Exercise instructions
Copy the lines below word for word.

Provided data
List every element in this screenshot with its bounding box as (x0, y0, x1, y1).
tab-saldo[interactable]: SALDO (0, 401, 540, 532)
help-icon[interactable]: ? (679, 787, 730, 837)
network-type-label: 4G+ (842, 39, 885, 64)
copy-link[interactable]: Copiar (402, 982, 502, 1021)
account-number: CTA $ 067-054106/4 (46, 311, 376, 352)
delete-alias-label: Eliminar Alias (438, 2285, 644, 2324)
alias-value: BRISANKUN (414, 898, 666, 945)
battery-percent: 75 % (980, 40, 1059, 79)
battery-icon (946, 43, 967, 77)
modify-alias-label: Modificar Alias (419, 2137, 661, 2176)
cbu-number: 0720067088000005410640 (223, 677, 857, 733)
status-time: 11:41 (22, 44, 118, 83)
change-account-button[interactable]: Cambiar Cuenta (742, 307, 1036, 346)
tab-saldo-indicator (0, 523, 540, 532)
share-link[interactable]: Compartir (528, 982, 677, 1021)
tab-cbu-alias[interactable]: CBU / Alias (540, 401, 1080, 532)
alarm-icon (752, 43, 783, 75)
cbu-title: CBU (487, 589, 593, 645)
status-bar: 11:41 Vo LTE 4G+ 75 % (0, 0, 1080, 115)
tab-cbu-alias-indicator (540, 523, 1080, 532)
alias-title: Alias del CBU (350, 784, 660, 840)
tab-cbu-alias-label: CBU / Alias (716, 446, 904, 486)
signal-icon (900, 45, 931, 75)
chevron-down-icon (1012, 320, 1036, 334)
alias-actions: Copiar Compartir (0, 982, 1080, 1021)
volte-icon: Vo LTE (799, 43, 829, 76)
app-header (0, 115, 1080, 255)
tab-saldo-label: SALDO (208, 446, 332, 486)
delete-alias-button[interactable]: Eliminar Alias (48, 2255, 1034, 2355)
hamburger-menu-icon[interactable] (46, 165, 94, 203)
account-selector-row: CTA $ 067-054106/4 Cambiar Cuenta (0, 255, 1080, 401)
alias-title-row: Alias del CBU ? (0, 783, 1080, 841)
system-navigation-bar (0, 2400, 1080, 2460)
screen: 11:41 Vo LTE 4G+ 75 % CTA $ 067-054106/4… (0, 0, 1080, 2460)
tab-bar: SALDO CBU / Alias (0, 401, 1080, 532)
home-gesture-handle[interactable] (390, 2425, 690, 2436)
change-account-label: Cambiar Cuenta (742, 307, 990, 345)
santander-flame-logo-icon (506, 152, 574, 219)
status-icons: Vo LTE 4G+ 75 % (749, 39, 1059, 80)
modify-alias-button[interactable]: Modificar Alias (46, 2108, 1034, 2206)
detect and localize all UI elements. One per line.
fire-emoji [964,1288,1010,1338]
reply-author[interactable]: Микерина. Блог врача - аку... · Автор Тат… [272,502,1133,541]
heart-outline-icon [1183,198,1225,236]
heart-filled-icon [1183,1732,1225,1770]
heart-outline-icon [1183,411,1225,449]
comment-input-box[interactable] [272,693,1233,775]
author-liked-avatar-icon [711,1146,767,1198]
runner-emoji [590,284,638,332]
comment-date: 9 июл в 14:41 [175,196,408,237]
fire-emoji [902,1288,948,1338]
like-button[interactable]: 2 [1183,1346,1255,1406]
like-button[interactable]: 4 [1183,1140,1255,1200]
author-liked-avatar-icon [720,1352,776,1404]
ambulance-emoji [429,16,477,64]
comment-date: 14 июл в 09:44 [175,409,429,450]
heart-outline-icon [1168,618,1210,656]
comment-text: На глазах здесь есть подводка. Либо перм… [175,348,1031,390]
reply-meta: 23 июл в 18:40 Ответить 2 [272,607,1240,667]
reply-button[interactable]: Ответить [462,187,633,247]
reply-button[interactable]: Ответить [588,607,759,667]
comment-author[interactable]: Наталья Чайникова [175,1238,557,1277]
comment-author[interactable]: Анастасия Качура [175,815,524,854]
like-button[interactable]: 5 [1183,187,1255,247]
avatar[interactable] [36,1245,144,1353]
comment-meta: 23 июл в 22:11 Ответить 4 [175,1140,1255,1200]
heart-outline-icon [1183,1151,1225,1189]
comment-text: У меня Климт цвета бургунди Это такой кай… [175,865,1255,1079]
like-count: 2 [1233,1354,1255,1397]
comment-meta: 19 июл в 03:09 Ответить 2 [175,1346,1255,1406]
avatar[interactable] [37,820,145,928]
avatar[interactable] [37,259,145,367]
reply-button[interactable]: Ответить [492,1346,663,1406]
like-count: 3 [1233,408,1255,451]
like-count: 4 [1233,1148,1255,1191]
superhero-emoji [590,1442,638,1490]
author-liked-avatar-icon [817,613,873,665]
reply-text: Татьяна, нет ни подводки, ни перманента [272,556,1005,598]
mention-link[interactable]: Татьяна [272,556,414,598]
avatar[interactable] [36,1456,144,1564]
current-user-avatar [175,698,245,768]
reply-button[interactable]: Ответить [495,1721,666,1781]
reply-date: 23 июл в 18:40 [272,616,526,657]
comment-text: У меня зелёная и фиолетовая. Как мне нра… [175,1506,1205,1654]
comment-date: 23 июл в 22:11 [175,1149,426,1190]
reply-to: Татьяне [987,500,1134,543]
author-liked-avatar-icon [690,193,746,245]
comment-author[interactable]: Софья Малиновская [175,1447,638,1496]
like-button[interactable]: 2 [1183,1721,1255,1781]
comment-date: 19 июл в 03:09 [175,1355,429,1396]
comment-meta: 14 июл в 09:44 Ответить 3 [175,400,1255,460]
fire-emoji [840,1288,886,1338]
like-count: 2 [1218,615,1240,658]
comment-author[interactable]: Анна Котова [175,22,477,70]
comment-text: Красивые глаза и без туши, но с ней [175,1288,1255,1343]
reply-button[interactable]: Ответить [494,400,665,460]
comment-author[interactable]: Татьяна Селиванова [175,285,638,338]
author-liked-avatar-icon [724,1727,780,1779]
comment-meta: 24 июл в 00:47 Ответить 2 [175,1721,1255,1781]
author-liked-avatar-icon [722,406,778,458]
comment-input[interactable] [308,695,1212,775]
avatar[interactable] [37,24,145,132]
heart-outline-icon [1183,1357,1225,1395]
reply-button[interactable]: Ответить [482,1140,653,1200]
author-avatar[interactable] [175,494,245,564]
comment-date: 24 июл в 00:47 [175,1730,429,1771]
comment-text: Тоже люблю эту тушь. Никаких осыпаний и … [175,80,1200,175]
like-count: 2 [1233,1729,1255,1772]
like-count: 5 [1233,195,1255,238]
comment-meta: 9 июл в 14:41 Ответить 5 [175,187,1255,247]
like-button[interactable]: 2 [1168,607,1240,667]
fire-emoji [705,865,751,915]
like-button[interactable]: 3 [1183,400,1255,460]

Worked solution
List every element in this screenshot with its bounding box as (x0, y0, x1, y1).
tab-saldo[interactable]: SALDO (0, 401, 540, 532)
help-icon[interactable]: ? (679, 787, 730, 837)
network-type-label: 4G+ (842, 39, 885, 64)
copy-link[interactable]: Copiar (402, 982, 502, 1021)
account-number: CTA $ 067-054106/4 (46, 311, 376, 352)
delete-alias-label: Eliminar Alias (438, 2285, 644, 2324)
alias-value: BRISANKUN (414, 898, 666, 945)
battery-percent: 75 % (980, 40, 1059, 79)
battery-icon (946, 43, 967, 77)
modify-alias-label: Modificar Alias (419, 2137, 661, 2176)
cbu-number: 0720067088000005410640 (223, 677, 857, 733)
status-time: 11:41 (22, 44, 118, 83)
change-account-button[interactable]: Cambiar Cuenta (742, 307, 1036, 346)
tab-saldo-indicator (0, 523, 540, 532)
share-link[interactable]: Compartir (528, 982, 677, 1021)
tab-cbu-alias[interactable]: CBU / Alias (540, 401, 1080, 532)
alarm-icon (752, 43, 783, 75)
cbu-title: CBU (487, 589, 593, 645)
status-bar: 11:41 Vo LTE 4G+ 75 % (0, 0, 1080, 115)
tab-cbu-alias-indicator (540, 523, 1080, 532)
alias-title: Alias del CBU (350, 784, 660, 840)
tab-cbu-alias-label: CBU / Alias (716, 446, 904, 486)
signal-icon (900, 45, 931, 75)
chevron-down-icon (1012, 320, 1036, 334)
alias-actions: Copiar Compartir (0, 982, 1080, 1021)
volte-icon: Vo LTE (799, 43, 829, 76)
app-header (0, 115, 1080, 255)
tab-saldo-label: SALDO (208, 446, 332, 486)
delete-alias-button[interactable]: Eliminar Alias (48, 2255, 1034, 2355)
hamburger-menu-icon[interactable] (46, 165, 94, 203)
account-selector-row: CTA $ 067-054106/4 Cambiar Cuenta (0, 255, 1080, 401)
alias-title-row: Alias del CBU ? (0, 783, 1080, 841)
system-navigation-bar (0, 2400, 1080, 2460)
screen: 11:41 Vo LTE 4G+ 75 % CTA $ 067-054106/4… (0, 0, 1080, 2460)
tab-bar: SALDO CBU / Alias (0, 401, 1080, 532)
home-gesture-handle[interactable] (390, 2425, 690, 2436)
change-account-label: Cambiar Cuenta (742, 307, 990, 345)
santander-flame-logo-icon (506, 152, 574, 219)
status-icons: Vo LTE 4G+ 75 % (749, 39, 1059, 80)
modify-alias-button[interactable]: Modificar Alias (46, 2108, 1034, 2206)
detect and localize all UI elements. One per line.
fire-emoji [964,1288,1010,1338]
reply-author[interactable]: Микерина. Блог врача - аку... · Автор Тат… [272,502,1133,541]
heart-outline-icon [1183,198,1225,236]
heart-filled-icon [1183,1732,1225,1770]
heart-outline-icon [1183,411,1225,449]
comment-input-box[interactable] [272,693,1233,775]
author-liked-avatar-icon [711,1146,767,1198]
runner-emoji [590,284,638,332]
comment-date: 9 июл в 14:41 [175,196,408,237]
fire-emoji [902,1288,948,1338]
like-button[interactable]: 2 [1183,1346,1255,1406]
like-button[interactable]: 4 [1183,1140,1255,1200]
author-liked-avatar-icon [720,1352,776,1404]
ambulance-emoji [429,16,477,64]
comment-date: 14 июл в 09:44 [175,409,429,450]
heart-outline-icon [1168,618,1210,656]
comment-text: На глазах здесь есть подводка. Либо перм… [175,348,1031,390]
reply-meta: 23 июл в 18:40 Ответить 2 [272,607,1240,667]
reply-button[interactable]: Ответить [462,187,633,247]
reply-button[interactable]: Ответить [588,607,759,667]
comment-author[interactable]: Наталья Чайникова [175,1238,557,1277]
comment-author[interactable]: Анастасия Качура [175,815,524,854]
like-button[interactable]: 5 [1183,187,1255,247]
avatar[interactable] [36,1245,144,1353]
comment-meta: 23 июл в 22:11 Ответить 4 [175,1140,1255,1200]
heart-outline-icon [1183,1151,1225,1189]
comment-text: У меня Климт цвета бургунди Это такой кай… [175,865,1255,1079]
like-count: 2 [1233,1354,1255,1397]
comment-meta: 19 июл в 03:09 Ответить 2 [175,1346,1255,1406]
avatar[interactable] [37,820,145,928]
avatar[interactable] [37,259,145,367]
reply-button[interactable]: Ответить [492,1346,663,1406]
like-count: 3 [1233,408,1255,451]
like-count: 4 [1233,1148,1255,1191]
superhero-emoji [590,1442,638,1490]
author-liked-avatar-icon [817,613,873,665]
reply-text: Татьяна, нет ни подводки, ни перманента [272,556,1005,598]
mention-link[interactable]: Татьяна [272,556,414,598]
avatar[interactable] [36,1456,144,1564]
current-user-avatar [175,698,245,768]
reply-button[interactable]: Ответить [495,1721,666,1781]
reply-date: 23 июл в 18:40 [272,616,526,657]
comment-text: У меня зелёная и фиолетовая. Как мне нра… [175,1506,1205,1654]
comment-date: 23 июл в 22:11 [175,1149,426,1190]
reply-to: Татьяне [987,500,1134,543]
author-liked-avatar-icon [690,193,746,245]
comment-author[interactable]: Софья Малиновская [175,1447,638,1496]
like-button[interactable]: 2 [1183,1721,1255,1781]
comment-date: 19 июл в 03:09 [175,1355,429,1396]
comment-meta: 14 июл в 09:44 Ответить 3 [175,400,1255,460]
fire-emoji [840,1288,886,1338]
like-count: 2 [1218,615,1240,658]
comment-author[interactable]: Анна Котова [175,22,477,70]
comment-text: Красивые глаза и без туши, но с ней [175,1288,1255,1343]
reply-button[interactable]: Ответить [494,400,665,460]
comment-author[interactable]: Татьяна Селиванова [175,285,638,338]
author-liked-avatar-icon [724,1727,780,1779]
comment-meta: 24 июл в 00:47 Ответить 2 [175,1721,1255,1781]
author-liked-avatar-icon [722,406,778,458]
comment-input[interactable] [308,695,1212,775]
avatar[interactable] [37,24,145,132]
heart-outline-icon [1183,1357,1225,1395]
reply-button[interactable]: Ответить [482,1140,653,1200]
author-avatar[interactable] [175,494,245,564]
comment-date: 24 июл в 00:47 [175,1730,429,1771]
comment-text: Тоже люблю эту тушь. Никаких осыпаний и … [175,80,1200,175]
like-count: 2 [1233,1729,1255,1772]
like-count: 5 [1233,195,1255,238]
comment-meta: 9 июл в 14:41 Ответить 5 [175,187,1255,247]
like-button[interactable]: 2 [1168,607,1240,667]
fire-emoji [705,865,751,915]
like-button[interactable]: 3 [1183,400,1255,460]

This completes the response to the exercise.